> **TASK BRIEF**
The entries below are to be transcribed in full, without their images.

> **DATA IN THIS EXERCISE**
# # # #

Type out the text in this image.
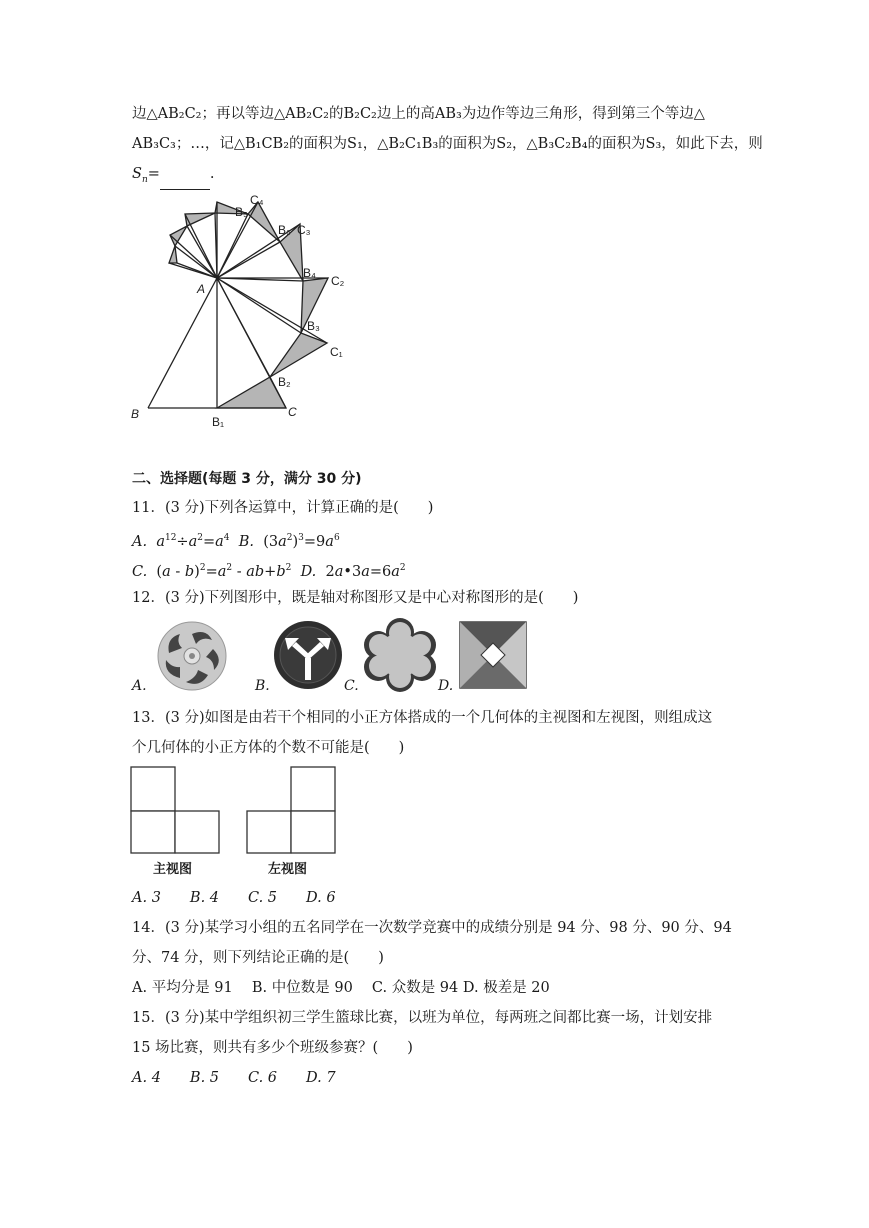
边△AB₂C₂；再以等边△AB₂C₂的B₂C₂边上的高AB₃为边作等边三角形，得到第三个等边△
AB₃C₃；…，记△B₁CB₂的面积为S₁，△B₂C₁B₃的面积为S₂，△B₃C₂B₄的面积为S₃，如此下去，则
$S_n=$	.
A
B
B₁
C
B₂
C₁
B₃
C₂
B₄
B₅
C₃
B₆
C₄
二、选择题(每题 3 分，满分 30 分)
11．(3 分)下列各运算中，计算正确的是(　　)
A. $a^{12}\div a^2=a^4$ B. $(3a^2)^3=9a^6$
C. $(a - b)^2=a^2 - ab+b^2$ D. $2a•3a=6a^2$
12．(3 分)下列图形中，既是轴对称图形又是中心对称图形的是(　　)
A.	B.	C.	D.
13．(3 分)如图是由若干个相同的小正方体搭成的一个几何体的主视图和左视图，则组成这
个几何体的小正方体的个数不可能是(　　)
主视图	左视图
A. 3　　B. 4　　C. 5　　D. 6
14．(3 分)某学习小组的五名同学在一次数学竞赛中的成绩分别是 94 分、98 分、90 分、94
分、74 分，则下列结论正确的是(　　)
A. 平均分是 91　 B. 中位数是 90　 C. 众数是 94 D. 极差是 20
15．(3 分)某中学组织初三学生篮球比赛，以班为单位，每两班之间都比赛一场，计划安排
15 场比赛，则共有多少个班级参赛？(　　)
A. 4　　B. 5　　C. 6　　D. 7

# # # #

> **RESPONSE**
Type out the text in this image.
边△AB₂C₂；再以等边△AB₂C₂的B₂C₂边上的高AB₃为边作等边三角形，得到第三个等边△
AB₃C₃；…，记△B₁CB₂的面积为S₁，△B₂C₁B₃的面积为S₂，△B₃C₂B₄的面积为S₃，如此下去，则
$S_n=$	.
A
B
B₁
C
B₂
C₁
B₃
C₂
B₄
B₅
C₃
B₆
C₄
二、选择题(每题 3 分，满分 30 分)
11．(3 分)下列各运算中，计算正确的是(　　)
A. $a^{12}\div a^2=a^4$ B. $(3a^2)^3=9a^6$
C. $(a - b)^2=a^2 - ab+b^2$ D. $2a•3a=6a^2$
12．(3 分)下列图形中，既是轴对称图形又是中心对称图形的是(　　)
A.	B.	C.	D.
13．(3 分)如图是由若干个相同的小正方体搭成的一个几何体的主视图和左视图，则组成这
个几何体的小正方体的个数不可能是(　　)
主视图	左视图
A. 3　　B. 4　　C. 5　　D. 6
14．(3 分)某学习小组的五名同学在一次数学竞赛中的成绩分别是 94 分、98 分、90 分、94
分、74 分，则下列结论正确的是(　　)
A. 平均分是 91　 B. 中位数是 90　 C. 众数是 94 D. 极差是 20
15．(3 分)某中学组织初三学生篮球比赛，以班为单位，每两班之间都比赛一场，计划安排
15 场比赛，则共有多少个班级参赛？(　　)
A. 4　　B. 5　　C. 6　　D. 7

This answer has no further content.